STATED GOAL —
Restate all of the entries exactly, dropping any pictures they hold.

DATA SHOWN —
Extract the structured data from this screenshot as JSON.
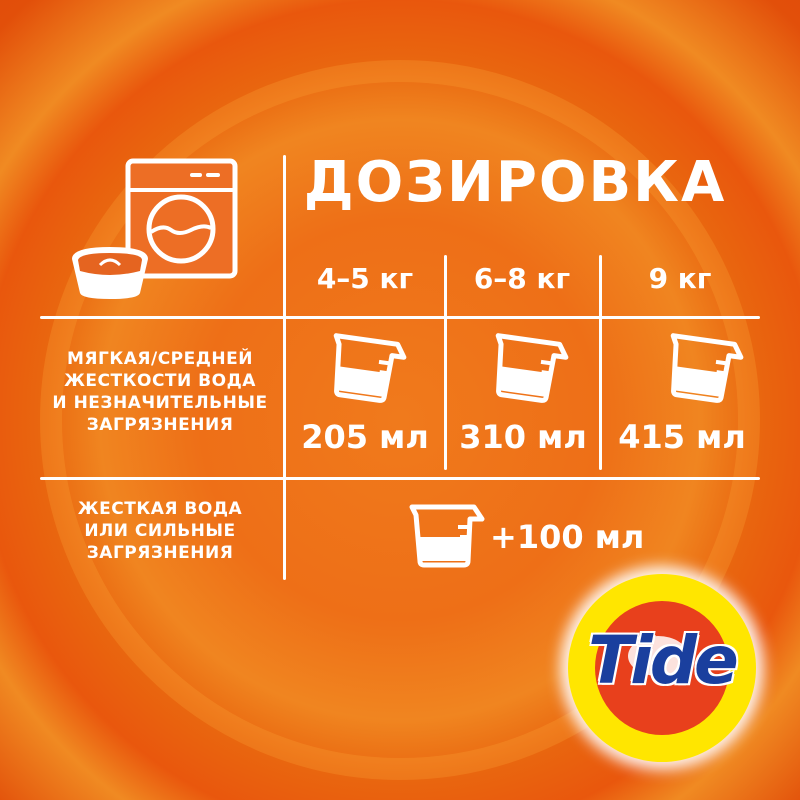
{
  "title": "ДОЗИРОВКА",
  "columns": [
    "4–5 кг",
    "6–8 кг",
    "9 кг"
  ],
  "rows": [
    {
      "label_lines": [
        "МЯГКАЯ/СРЕДНЕЙ",
        "ЖЕСТКОСТИ ВОДА",
        "И НЕЗНАЧИТЕЛЬНЫЕ",
        "ЗАГРЯЗНЕНИЯ"
      ],
      "values": [
        "205 мл",
        "310 мл",
        "415 мл"
      ]
    },
    {
      "label_lines": [
        "ЖЕСТКАЯ ВОДА",
        "ИЛИ СИЛЬНЫЕ",
        "ЗАГРЯЗНЕНИЯ"
      ],
      "value": "+100 мл"
    }
  ],
  "icons": [
    "washing-machine-icon",
    "laundry-basin-icon",
    "measuring-cup-icon"
  ],
  "logo": {
    "text": "Tide",
    "colors": {
      "blue": "#1a3f9e",
      "yellow": "#ffe600",
      "red": "#e8401c"
    }
  },
  "colors": {
    "background": "#ee6f17",
    "foreground": "#ffffff"
  }
}
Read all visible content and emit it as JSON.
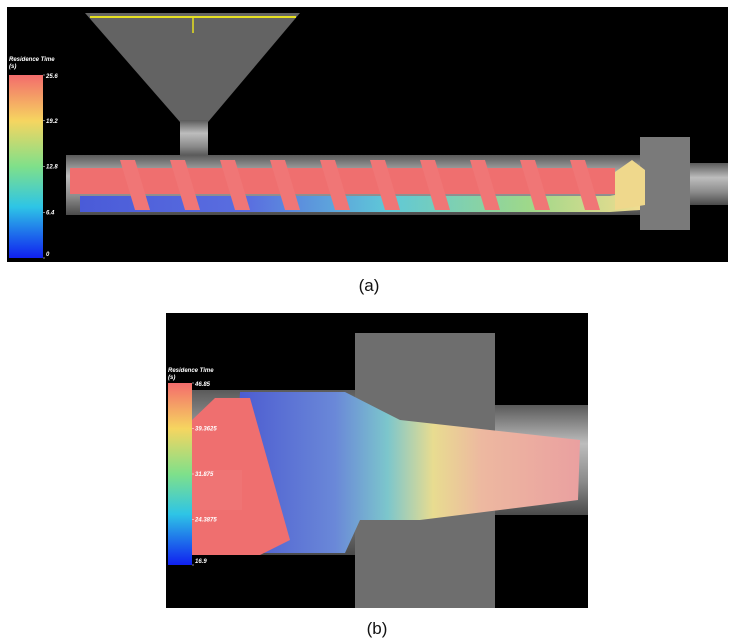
{
  "panels": [
    {
      "colorbar": {
        "title": "Residence Time",
        "unit": "(s)",
        "ticks": [
          25.6,
          19.2,
          12.8,
          6.4,
          0
        ]
      },
      "caption": "(a)"
    },
    {
      "colorbar": {
        "title": "Residence Time",
        "unit": "(s)",
        "ticks": [
          46.85,
          39.3625,
          31.875,
          24.3875,
          16.9
        ]
      },
      "caption": "(b)"
    }
  ]
}
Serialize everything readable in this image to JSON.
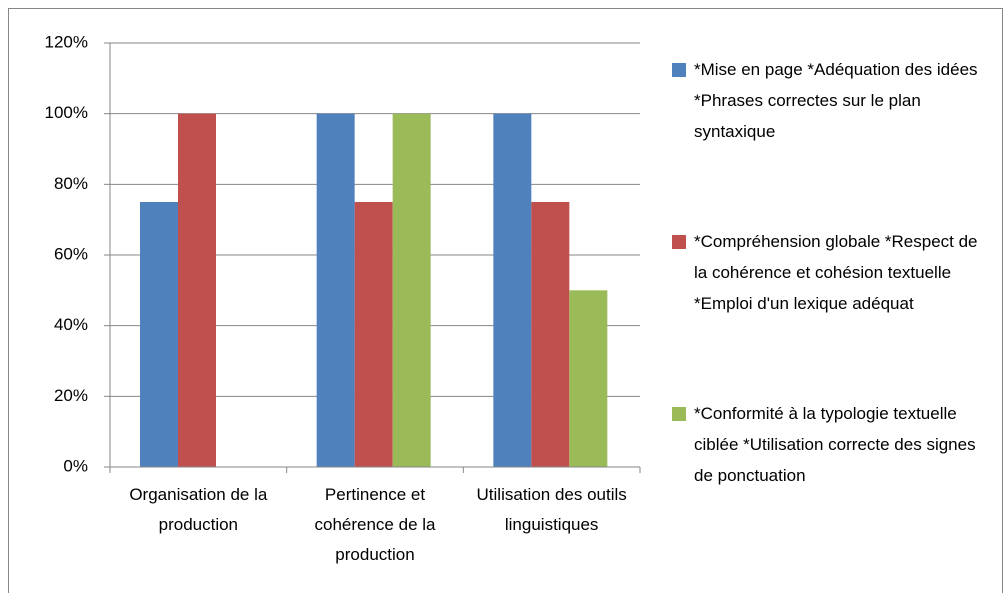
{
  "chart_data": {
    "type": "bar",
    "categories": [
      "Organisation de la production",
      "Pertinence et cohérence de la production",
      "Utilisation des outils linguistiques"
    ],
    "series": [
      {
        "name": "*Mise en page *Adéquation des idées *Phrases correctes sur le plan syntaxique",
        "color": "#4f81bd",
        "values": [
          75,
          100,
          100
        ]
      },
      {
        "name": "*Compréhension globale *Respect de la cohérence et cohésion textuelle *Emploi d'un lexique adéquat",
        "color": "#c0504d",
        "values": [
          100,
          75,
          75
        ]
      },
      {
        "name": "*Conformité à la typologie textuelle ciblée *Utilisation correcte des signes de ponctuation",
        "color": "#9bbb59",
        "values": [
          null,
          100,
          50
        ]
      }
    ],
    "ylim": [
      0,
      120
    ],
    "yticks": [
      {
        "value": 0,
        "label": "0%"
      },
      {
        "value": 20,
        "label": "20%"
      },
      {
        "value": 40,
        "label": "40%"
      },
      {
        "value": 60,
        "label": "60%"
      },
      {
        "value": 80,
        "label": "80%"
      },
      {
        "value": 100,
        "label": "100%"
      },
      {
        "value": 120,
        "label": "120%"
      }
    ],
    "grid": true,
    "legend": "right"
  }
}
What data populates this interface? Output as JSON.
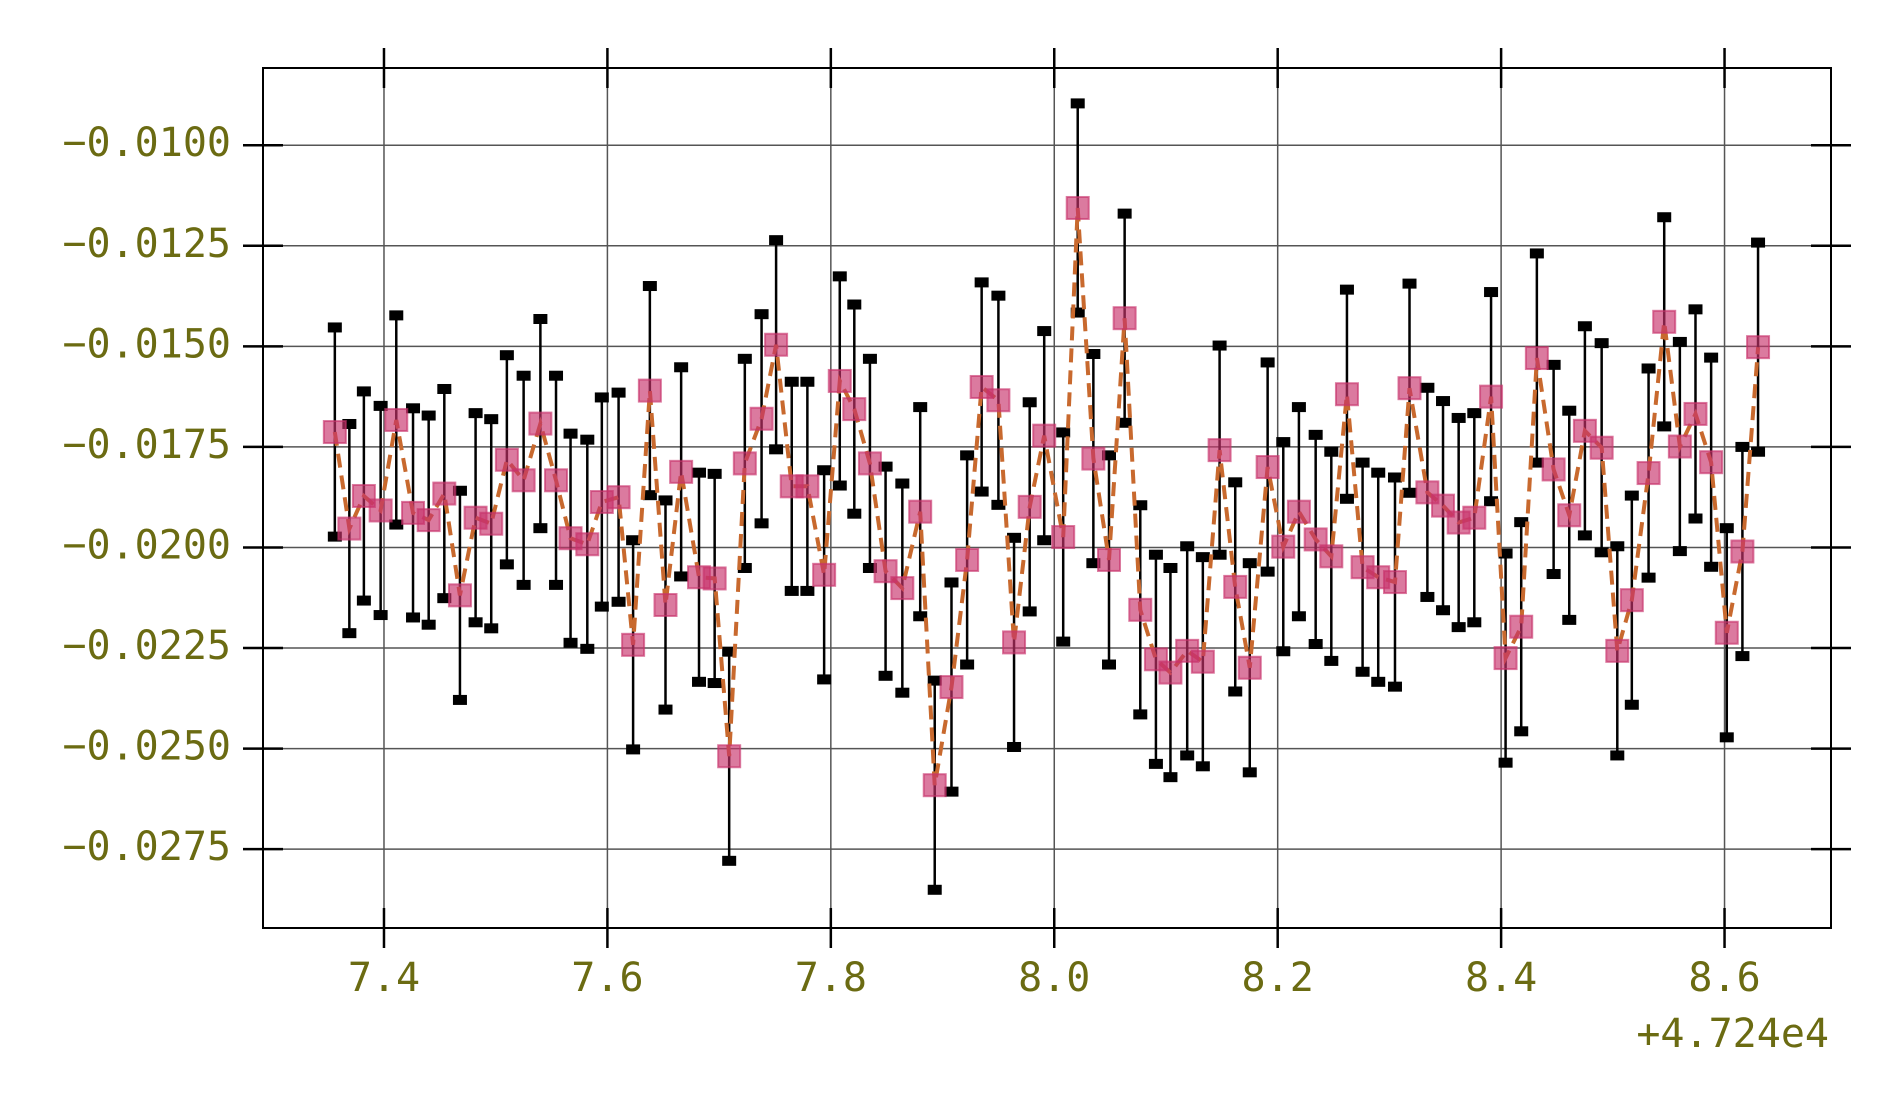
{
  "chart_data": {
    "type": "errorbar",
    "x": [
      7.356,
      7.369,
      7.382,
      7.397,
      7.411,
      7.426,
      7.44,
      7.454,
      7.468,
      7.482,
      7.496,
      7.51,
      7.525,
      7.54,
      7.554,
      7.567,
      7.582,
      7.595,
      7.61,
      7.623,
      7.638,
      7.652,
      7.666,
      7.682,
      7.696,
      7.709,
      7.723,
      7.738,
      7.751,
      7.765,
      7.779,
      7.794,
      7.808,
      7.821,
      7.835,
      7.849,
      7.864,
      7.88,
      7.893,
      7.908,
      7.922,
      7.935,
      7.95,
      7.964,
      7.978,
      7.991,
      8.008,
      8.021,
      8.035,
      8.049,
      8.063,
      8.077,
      8.091,
      8.104,
      8.119,
      8.133,
      8.148,
      8.162,
      8.175,
      8.191,
      8.205,
      8.219,
      8.234,
      8.248,
      8.262,
      8.276,
      8.29,
      8.305,
      8.318,
      8.334,
      8.348,
      8.362,
      8.376,
      8.391,
      8.404,
      8.418,
      8.432,
      8.447,
      8.461,
      8.475,
      8.49,
      8.504,
      8.517,
      8.532,
      8.546,
      8.56,
      8.574,
      8.588,
      8.602,
      8.616,
      8.63
    ],
    "values": [
      -0.01713,
      -0.01953,
      -0.01872,
      -0.01908,
      -0.01683,
      -0.01914,
      -0.01932,
      -0.01866,
      -0.02119,
      -0.01926,
      -0.01941,
      -0.01782,
      -0.01833,
      -0.01692,
      -0.01833,
      -0.01977,
      -0.01992,
      -0.01887,
      -0.01875,
      -0.02242,
      -0.0161,
      -0.02143,
      -0.01812,
      -0.02074,
      -0.02077,
      -0.02519,
      -0.01791,
      -0.0168,
      -0.01496,
      -0.01848,
      -0.01848,
      -0.02068,
      -0.01586,
      -0.01656,
      -0.01791,
      -0.02059,
      -0.02101,
      -0.01911,
      -0.02591,
      -0.02347,
      -0.02031,
      -0.01601,
      -0.01634,
      -0.02236,
      -0.01899,
      -0.01722,
      -0.01974,
      -0.01156,
      -0.01779,
      -0.02031,
      -0.0143,
      -0.02155,
      -0.02278,
      -0.02311,
      -0.02257,
      -0.02284,
      -0.01758,
      -0.02098,
      -0.02299,
      -0.018,
      -0.01998,
      -0.01911,
      -0.0198,
      -0.02022,
      -0.01619,
      -0.02049,
      -0.02074,
      -0.02086,
      -0.01604,
      -0.01863,
      -0.01896,
      -0.01938,
      -0.01926,
      -0.01625,
      -0.02275,
      -0.02197,
      -0.01529,
      -0.01806,
      -0.0192,
      -0.0171,
      -0.01752,
      -0.02257,
      -0.02131,
      -0.01815,
      -0.01439,
      -0.01749,
      -0.01668,
      -0.01788,
      -0.02212,
      -0.0201,
      -0.01502
    ],
    "yerr": 0.0026,
    "marker_color": "#c8336b",
    "line_color": "#c8692e",
    "error_color": "#000000",
    "grid": true,
    "xlim": [
      7.2917,
      8.6953
    ],
    "xticks": [
      7.4,
      7.6,
      7.8,
      {
        "value": 8,
        "label": "8.0"
      },
      8.2,
      8.4,
      8.6
    ],
    "x_offset_label": "+4.724e4",
    "ylim": [
      -0.02946,
      -0.00808
    ],
    "yticks": [
      {
        "value": -0.0275,
        "label": "−0.0275"
      },
      {
        "value": -0.025,
        "label": "−0.0250"
      },
      {
        "value": -0.0225,
        "label": "−0.0225"
      },
      {
        "value": -0.02,
        "label": "−0.0200"
      },
      {
        "value": -0.0175,
        "label": "−0.0175"
      },
      {
        "value": -0.015,
        "label": "−0.0150"
      },
      {
        "value": -0.0125,
        "label": "−0.0125"
      },
      {
        "value": -0.01,
        "label": "−0.0100"
      }
    ]
  }
}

EXPECTED ANSWER —
Extract the structured data from this screenshot as JSON.
{
  "title": "ДОЗИРОВКА",
  "columns": [
    "4–5 кг",
    "6–8 кг",
    "9 кг"
  ],
  "rows": [
    {
      "label_lines": [
        "МЯГКАЯ/СРЕДНЕЙ",
        "ЖЕСТКОСТИ ВОДА",
        "И НЕЗНАЧИТЕЛЬНЫЕ",
        "ЗАГРЯЗНЕНИЯ"
      ],
      "values": [
        "205 мл",
        "310 мл",
        "415 мл"
      ]
    },
    {
      "label_lines": [
        "ЖЕСТКАЯ ВОДА",
        "ИЛИ СИЛЬНЫЕ",
        "ЗАГРЯЗНЕНИЯ"
      ],
      "value": "+100 мл"
    }
  ],
  "icons": [
    "washing-machine-icon",
    "laundry-basin-icon",
    "measuring-cup-icon"
  ],
  "logo": {
    "text": "Tide",
    "colors": {
      "blue": "#1a3f9e",
      "yellow": "#ffe600",
      "red": "#e8401c"
    }
  },
  "colors": {
    "background": "#ee6f17",
    "foreground": "#ffffff"
  }
}
Read all visible content and emit it as JSON.
{
  "panels": [
    {
      "colorbar": {
        "title": "Residence Time",
        "unit": "(s)",
        "ticks": [
          25.6,
          19.2,
          12.8,
          6.4,
          0
        ]
      },
      "caption": "(a)"
    },
    {
      "colorbar": {
        "title": "Residence Time",
        "unit": "(s)",
        "ticks": [
          46.85,
          39.3625,
          31.875,
          24.3875,
          16.9
        ]
      },
      "caption": "(b)"
    }
  ]
}
Serialize everything readable in this image to JSON.
{
  "chart_data": {
    "type": "bar",
    "categories": [
      "Organisation de la production",
      "Pertinence et cohérence de la production",
      "Utilisation des outils linguistiques"
    ],
    "series": [
      {
        "name": "*Mise en page *Adéquation des idées *Phrases correctes sur le plan syntaxique",
        "color": "#4f81bd",
        "values": [
          75,
          100,
          100
        ]
      },
      {
        "name": "*Compréhension globale *Respect de la cohérence et cohésion textuelle *Emploi d'un lexique adéquat",
        "color": "#c0504d",
        "values": [
          100,
          75,
          75
        ]
      },
      {
        "name": "*Conformité à la typologie textuelle ciblée *Utilisation correcte des signes de ponctuation",
        "color": "#9bbb59",
        "values": [
          null,
          100,
          50
        ]
      }
    ],
    "ylim": [
      0,
      120
    ],
    "yticks": [
      {
        "value": 0,
        "label": "0%"
      },
      {
        "value": 20,
        "label": "20%"
      },
      {
        "value": 40,
        "label": "40%"
      },
      {
        "value": 60,
        "label": "60%"
      },
      {
        "value": 80,
        "label": "80%"
      },
      {
        "value": 100,
        "label": "100%"
      },
      {
        "value": 120,
        "label": "120%"
      }
    ],
    "grid": true,
    "legend": "right"
  }
}
What data populates this interface? Output as JSON.
{
  "chart_data": {
    "type": "errorbar",
    "x": [
      7.356,
      7.369,
      7.382,
      7.397,
      7.411,
      7.426,
      7.44,
      7.454,
      7.468,
      7.482,
      7.496,
      7.51,
      7.525,
      7.54,
      7.554,
      7.567,
      7.582,
      7.595,
      7.61,
      7.623,
      7.638,
      7.652,
      7.666,
      7.682,
      7.696,
      7.709,
      7.723,
      7.738,
      7.751,
      7.765,
      7.779,
      7.794,
      7.808,
      7.821,
      7.835,
      7.849,
      7.864,
      7.88,
      7.893,
      7.908,
      7.922,
      7.935,
      7.95,
      7.964,
      7.978,
      7.991,
      8.008,
      8.021,
      8.035,
      8.049,
      8.063,
      8.077,
      8.091,
      8.104,
      8.119,
      8.133,
      8.148,
      8.162,
      8.175,
      8.191,
      8.205,
      8.219,
      8.234,
      8.248,
      8.262,
      8.276,
      8.29,
      8.305,
      8.318,
      8.334,
      8.348,
      8.362,
      8.376,
      8.391,
      8.404,
      8.418,
      8.432,
      8.447,
      8.461,
      8.475,
      8.49,
      8.504,
      8.517,
      8.532,
      8.546,
      8.56,
      8.574,
      8.588,
      8.602,
      8.616,
      8.63
    ],
    "values": [
      -0.01713,
      -0.01953,
      -0.01872,
      -0.01908,
      -0.01683,
      -0.01914,
      -0.01932,
      -0.01866,
      -0.02119,
      -0.01926,
      -0.01941,
      -0.01782,
      -0.01833,
      -0.01692,
      -0.01833,
      -0.01977,
      -0.01992,
      -0.01887,
      -0.01875,
      -0.02242,
      -0.0161,
      -0.02143,
      -0.01812,
      -0.02074,
      -0.02077,
      -0.02519,
      -0.01791,
      -0.0168,
      -0.01496,
      -0.01848,
      -0.01848,
      -0.02068,
      -0.01586,
      -0.01656,
      -0.01791,
      -0.02059,
      -0.02101,
      -0.01911,
      -0.02591,
      -0.02347,
      -0.02031,
      -0.01601,
      -0.01634,
      -0.02236,
      -0.01899,
      -0.01722,
      -0.01974,
      -0.01156,
      -0.01779,
      -0.02031,
      -0.0143,
      -0.02155,
      -0.02278,
      -0.02311,
      -0.02257,
      -0.02284,
      -0.01758,
      -0.02098,
      -0.02299,
      -0.018,
      -0.01998,
      -0.01911,
      -0.0198,
      -0.02022,
      -0.01619,
      -0.02049,
      -0.02074,
      -0.02086,
      -0.01604,
      -0.01863,
      -0.01896,
      -0.01938,
      -0.01926,
      -0.01625,
      -0.02275,
      -0.02197,
      -0.01529,
      -0.01806,
      -0.0192,
      -0.0171,
      -0.01752,
      -0.02257,
      -0.02131,
      -0.01815,
      -0.01439,
      -0.01749,
      -0.01668,
      -0.01788,
      -0.02212,
      -0.0201,
      -0.01502
    ],
    "yerr": 0.0026,
    "marker_color": "#c8336b",
    "line_color": "#c8692e",
    "error_color": "#000000",
    "grid": true,
    "xlim": [
      7.2917,
      8.6953
    ],
    "xticks": [
      7.4,
      7.6,
      7.8,
      {
        "value": 8,
        "label": "8.0"
      },
      8.2,
      8.4,
      8.6
    ],
    "x_offset_label": "+4.724e4",
    "ylim": [
      -0.02946,
      -0.00808
    ],
    "yticks": [
      {
        "value": -0.0275,
        "label": "−0.0275"
      },
      {
        "value": -0.025,
        "label": "−0.0250"
      },
      {
        "value": -0.0225,
        "label": "−0.0225"
      },
      {
        "value": -0.02,
        "label": "−0.0200"
      },
      {
        "value": -0.0175,
        "label": "−0.0175"
      },
      {
        "value": -0.015,
        "label": "−0.0150"
      },
      {
        "value": -0.0125,
        "label": "−0.0125"
      },
      {
        "value": -0.01,
        "label": "−0.0100"
      }
    ]
  }
}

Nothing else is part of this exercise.